INPUT RECORDS -
====================
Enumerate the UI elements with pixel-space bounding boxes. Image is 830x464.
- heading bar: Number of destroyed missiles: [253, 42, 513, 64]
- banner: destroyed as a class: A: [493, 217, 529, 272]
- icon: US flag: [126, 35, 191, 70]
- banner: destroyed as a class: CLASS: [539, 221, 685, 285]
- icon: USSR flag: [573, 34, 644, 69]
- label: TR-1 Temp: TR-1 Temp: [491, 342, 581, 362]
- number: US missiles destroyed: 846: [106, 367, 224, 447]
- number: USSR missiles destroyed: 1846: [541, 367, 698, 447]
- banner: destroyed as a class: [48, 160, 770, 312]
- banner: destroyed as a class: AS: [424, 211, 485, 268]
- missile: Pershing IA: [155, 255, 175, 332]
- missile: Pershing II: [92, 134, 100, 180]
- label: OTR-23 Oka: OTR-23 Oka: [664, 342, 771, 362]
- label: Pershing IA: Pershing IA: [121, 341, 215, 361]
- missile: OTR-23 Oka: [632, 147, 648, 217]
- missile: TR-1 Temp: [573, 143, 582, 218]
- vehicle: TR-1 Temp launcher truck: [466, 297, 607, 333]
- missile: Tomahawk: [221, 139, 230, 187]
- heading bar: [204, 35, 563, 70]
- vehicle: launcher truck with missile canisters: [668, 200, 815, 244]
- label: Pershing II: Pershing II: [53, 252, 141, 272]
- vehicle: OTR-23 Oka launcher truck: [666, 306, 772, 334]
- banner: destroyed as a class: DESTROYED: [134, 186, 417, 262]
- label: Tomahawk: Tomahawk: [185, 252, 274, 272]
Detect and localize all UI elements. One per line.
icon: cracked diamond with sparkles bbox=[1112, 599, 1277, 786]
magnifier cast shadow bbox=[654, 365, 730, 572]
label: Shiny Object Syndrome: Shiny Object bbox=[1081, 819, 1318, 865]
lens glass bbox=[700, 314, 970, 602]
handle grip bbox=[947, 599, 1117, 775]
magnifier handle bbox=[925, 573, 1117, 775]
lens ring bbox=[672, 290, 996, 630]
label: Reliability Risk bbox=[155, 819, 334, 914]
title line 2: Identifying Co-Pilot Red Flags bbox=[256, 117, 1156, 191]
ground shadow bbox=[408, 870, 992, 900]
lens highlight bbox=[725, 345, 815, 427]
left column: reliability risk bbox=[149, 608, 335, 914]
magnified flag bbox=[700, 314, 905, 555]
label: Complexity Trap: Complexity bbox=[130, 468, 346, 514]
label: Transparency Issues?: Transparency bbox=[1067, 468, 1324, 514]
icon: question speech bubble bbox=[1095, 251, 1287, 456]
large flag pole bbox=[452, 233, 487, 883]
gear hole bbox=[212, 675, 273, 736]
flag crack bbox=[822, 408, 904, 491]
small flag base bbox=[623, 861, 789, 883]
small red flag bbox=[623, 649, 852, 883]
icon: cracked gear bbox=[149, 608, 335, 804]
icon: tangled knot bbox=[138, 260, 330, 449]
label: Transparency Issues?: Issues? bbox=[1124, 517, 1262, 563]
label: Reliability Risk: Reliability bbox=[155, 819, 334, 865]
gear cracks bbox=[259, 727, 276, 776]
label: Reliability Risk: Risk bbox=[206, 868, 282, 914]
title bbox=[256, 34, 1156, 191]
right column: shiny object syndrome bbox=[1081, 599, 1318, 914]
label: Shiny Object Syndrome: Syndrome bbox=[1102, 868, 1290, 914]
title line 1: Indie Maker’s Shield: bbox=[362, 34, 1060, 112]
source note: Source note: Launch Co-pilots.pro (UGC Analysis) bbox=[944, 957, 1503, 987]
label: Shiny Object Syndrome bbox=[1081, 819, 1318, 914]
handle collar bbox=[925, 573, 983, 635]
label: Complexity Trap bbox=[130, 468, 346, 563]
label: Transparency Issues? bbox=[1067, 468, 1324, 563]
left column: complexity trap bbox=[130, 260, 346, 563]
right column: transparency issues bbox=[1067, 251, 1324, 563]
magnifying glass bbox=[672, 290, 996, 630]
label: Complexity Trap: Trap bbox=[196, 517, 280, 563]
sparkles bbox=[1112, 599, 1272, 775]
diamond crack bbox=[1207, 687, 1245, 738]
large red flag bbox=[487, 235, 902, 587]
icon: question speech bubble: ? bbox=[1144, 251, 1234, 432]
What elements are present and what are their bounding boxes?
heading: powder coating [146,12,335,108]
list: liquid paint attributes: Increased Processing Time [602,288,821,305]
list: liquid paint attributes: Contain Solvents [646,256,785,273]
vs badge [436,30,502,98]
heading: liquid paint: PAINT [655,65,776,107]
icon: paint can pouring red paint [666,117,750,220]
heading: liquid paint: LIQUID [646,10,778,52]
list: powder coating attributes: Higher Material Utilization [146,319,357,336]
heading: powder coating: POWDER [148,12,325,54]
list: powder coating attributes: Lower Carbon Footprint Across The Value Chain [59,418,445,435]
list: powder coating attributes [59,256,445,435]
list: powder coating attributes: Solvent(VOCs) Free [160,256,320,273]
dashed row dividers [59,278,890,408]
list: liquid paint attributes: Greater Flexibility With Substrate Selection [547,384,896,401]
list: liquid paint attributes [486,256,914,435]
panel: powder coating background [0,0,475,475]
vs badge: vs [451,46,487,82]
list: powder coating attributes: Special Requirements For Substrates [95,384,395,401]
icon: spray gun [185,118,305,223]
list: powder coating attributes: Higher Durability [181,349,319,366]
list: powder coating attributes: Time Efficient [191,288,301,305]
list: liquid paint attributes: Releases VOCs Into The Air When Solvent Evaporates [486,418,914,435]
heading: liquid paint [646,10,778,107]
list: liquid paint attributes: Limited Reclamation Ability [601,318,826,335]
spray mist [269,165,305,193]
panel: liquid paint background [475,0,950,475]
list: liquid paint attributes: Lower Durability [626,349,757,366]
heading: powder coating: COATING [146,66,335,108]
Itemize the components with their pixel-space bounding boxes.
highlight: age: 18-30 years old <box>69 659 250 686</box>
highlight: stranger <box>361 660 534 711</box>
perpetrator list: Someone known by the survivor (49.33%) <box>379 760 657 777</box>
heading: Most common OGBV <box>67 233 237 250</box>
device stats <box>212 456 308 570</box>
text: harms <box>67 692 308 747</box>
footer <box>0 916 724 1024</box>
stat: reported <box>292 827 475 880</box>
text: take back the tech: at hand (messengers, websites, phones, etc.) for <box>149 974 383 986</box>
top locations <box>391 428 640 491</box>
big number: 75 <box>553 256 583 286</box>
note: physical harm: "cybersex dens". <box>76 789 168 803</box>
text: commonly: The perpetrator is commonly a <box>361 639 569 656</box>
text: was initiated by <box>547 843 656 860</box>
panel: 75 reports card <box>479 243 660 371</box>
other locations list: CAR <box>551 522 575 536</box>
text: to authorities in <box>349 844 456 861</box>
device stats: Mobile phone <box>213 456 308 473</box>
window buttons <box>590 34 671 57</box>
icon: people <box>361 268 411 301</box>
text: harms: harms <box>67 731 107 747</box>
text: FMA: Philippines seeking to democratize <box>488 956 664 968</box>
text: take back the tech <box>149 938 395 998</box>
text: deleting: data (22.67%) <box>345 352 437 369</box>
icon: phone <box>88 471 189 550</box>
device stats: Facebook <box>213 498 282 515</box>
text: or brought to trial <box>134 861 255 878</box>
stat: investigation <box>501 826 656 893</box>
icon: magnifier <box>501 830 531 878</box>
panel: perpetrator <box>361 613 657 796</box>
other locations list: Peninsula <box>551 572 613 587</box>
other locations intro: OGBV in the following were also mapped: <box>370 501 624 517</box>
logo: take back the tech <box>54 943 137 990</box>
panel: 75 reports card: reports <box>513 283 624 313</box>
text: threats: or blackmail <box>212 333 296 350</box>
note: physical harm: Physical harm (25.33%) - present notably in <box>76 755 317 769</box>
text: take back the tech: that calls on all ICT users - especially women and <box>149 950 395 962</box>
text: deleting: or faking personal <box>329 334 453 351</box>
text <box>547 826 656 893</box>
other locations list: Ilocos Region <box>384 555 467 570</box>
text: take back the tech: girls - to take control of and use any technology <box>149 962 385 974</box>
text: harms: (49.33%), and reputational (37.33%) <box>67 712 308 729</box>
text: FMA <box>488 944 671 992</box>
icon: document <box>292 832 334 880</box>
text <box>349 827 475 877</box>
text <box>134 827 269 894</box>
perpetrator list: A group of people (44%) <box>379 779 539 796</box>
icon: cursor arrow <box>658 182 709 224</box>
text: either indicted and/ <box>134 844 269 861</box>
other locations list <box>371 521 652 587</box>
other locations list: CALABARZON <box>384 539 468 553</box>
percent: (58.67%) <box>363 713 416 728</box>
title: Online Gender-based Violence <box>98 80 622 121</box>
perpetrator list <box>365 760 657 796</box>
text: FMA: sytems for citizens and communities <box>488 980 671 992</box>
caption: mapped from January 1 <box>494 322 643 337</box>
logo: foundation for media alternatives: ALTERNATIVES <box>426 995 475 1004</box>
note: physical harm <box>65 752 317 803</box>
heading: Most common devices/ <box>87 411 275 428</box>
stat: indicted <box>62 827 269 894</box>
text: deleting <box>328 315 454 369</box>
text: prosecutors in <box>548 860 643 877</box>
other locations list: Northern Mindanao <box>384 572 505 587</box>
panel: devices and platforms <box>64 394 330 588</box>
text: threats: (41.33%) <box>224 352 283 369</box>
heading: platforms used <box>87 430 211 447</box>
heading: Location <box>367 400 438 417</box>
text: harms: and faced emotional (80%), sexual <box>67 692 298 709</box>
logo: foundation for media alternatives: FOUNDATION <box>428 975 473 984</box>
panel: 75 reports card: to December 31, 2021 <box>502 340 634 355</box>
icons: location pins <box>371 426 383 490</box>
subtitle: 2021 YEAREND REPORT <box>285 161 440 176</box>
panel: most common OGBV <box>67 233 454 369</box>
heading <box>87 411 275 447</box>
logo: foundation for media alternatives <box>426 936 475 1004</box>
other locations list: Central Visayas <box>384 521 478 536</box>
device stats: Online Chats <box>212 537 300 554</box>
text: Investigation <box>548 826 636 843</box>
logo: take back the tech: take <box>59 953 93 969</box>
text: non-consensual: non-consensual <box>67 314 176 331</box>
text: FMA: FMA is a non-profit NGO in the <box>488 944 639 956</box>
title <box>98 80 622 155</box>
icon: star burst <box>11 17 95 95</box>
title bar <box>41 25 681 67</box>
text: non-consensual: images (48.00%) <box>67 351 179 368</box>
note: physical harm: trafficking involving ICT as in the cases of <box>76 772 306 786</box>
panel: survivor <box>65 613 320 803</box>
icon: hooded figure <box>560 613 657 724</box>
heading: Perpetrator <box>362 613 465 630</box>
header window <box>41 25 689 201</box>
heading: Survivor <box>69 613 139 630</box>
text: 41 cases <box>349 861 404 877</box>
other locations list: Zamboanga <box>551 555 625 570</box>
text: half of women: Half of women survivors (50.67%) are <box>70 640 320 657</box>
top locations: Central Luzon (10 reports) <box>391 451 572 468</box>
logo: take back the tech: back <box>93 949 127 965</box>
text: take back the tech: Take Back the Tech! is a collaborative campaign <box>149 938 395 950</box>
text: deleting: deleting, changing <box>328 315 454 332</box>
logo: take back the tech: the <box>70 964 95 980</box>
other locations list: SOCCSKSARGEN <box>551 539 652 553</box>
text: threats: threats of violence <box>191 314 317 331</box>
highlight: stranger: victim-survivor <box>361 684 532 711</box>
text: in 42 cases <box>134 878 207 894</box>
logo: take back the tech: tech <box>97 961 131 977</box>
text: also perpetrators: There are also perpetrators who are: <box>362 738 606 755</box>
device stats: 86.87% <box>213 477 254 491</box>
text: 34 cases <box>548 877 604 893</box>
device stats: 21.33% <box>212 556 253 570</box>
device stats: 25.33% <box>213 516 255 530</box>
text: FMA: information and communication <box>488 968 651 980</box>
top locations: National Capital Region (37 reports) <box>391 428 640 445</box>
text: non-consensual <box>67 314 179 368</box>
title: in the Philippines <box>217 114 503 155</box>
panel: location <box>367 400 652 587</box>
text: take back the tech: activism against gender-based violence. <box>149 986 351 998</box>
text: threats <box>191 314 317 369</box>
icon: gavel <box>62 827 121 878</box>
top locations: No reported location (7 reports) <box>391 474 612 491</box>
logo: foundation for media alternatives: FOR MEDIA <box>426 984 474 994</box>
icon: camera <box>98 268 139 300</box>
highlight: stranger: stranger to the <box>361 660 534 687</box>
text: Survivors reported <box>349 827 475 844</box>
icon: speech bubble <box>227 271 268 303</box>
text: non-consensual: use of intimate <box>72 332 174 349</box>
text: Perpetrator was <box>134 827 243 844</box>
====================
AIM - Rewrite the stretch from the start of the rows through the line containing "ground shadow bbox=[408, 870, 992, 900]", replacing "launcher truck" with "launch vehicle" and leaving everything else unchanged.

FINAL RESULT -
Enumerate the UI elements with pixel-space bounding boxes. Image is 830x464.
- heading bar: Number of destroyed missiles: [253, 42, 513, 64]
- banner: destroyed as a class: A: [493, 217, 529, 272]
- icon: US flag: [126, 35, 191, 70]
- banner: destroyed as a class: CLASS: [539, 221, 685, 285]
- icon: USSR flag: [573, 34, 644, 69]
- label: TR-1 Temp: TR-1 Temp: [491, 342, 581, 362]
- number: US missiles destroyed: 846: [106, 367, 224, 447]
- number: USSR missiles destroyed: 1846: [541, 367, 698, 447]
- banner: destroyed as a class: [48, 160, 770, 312]
- banner: destroyed as a class: AS: [424, 211, 485, 268]
- missile: Pershing IA: [155, 255, 175, 332]
- missile: Pershing II: [92, 134, 100, 180]
- label: OTR-23 Oka: OTR-23 Oka: [664, 342, 771, 362]
- label: Pershing IA: Pershing IA: [121, 341, 215, 361]
- missile: OTR-23 Oka: [632, 147, 648, 217]
- missile: TR-1 Temp: [573, 143, 582, 218]
- vehicle: TR-1 Temp launch vehicle: [466, 297, 607, 333]
- missile: Tomahawk: [221, 139, 230, 187]
- heading bar: [204, 35, 563, 70]
- vehicle: launch vehicle with missile canisters: [668, 200, 815, 244]
- label: Pershing II: Pershing II: [53, 252, 141, 272]
- vehicle: OTR-23 Oka launch vehicle: [666, 306, 772, 334]
- banner: destroyed as a class: DESTROYED: [134, 186, 417, 262]
- label: Tomahawk: Tomahawk: [185, 252, 274, 272]
Detect and localize all UI elements. One per line.
icon: cracked diamond with sparkles bbox=[1112, 599, 1277, 786]
magnifier cast shadow bbox=[654, 365, 730, 572]
label: Shiny Object Syndrome: Shiny Object bbox=[1081, 819, 1318, 865]
lens glass bbox=[700, 314, 970, 602]
handle grip bbox=[947, 599, 1117, 775]
magnifier handle bbox=[925, 573, 1117, 775]
lens ring bbox=[672, 290, 996, 630]
label: Reliability Risk bbox=[155, 819, 334, 914]
title line 2: Identifying Co-Pilot Red Flags bbox=[256, 117, 1156, 191]
ground shadow bbox=[408, 870, 992, 900]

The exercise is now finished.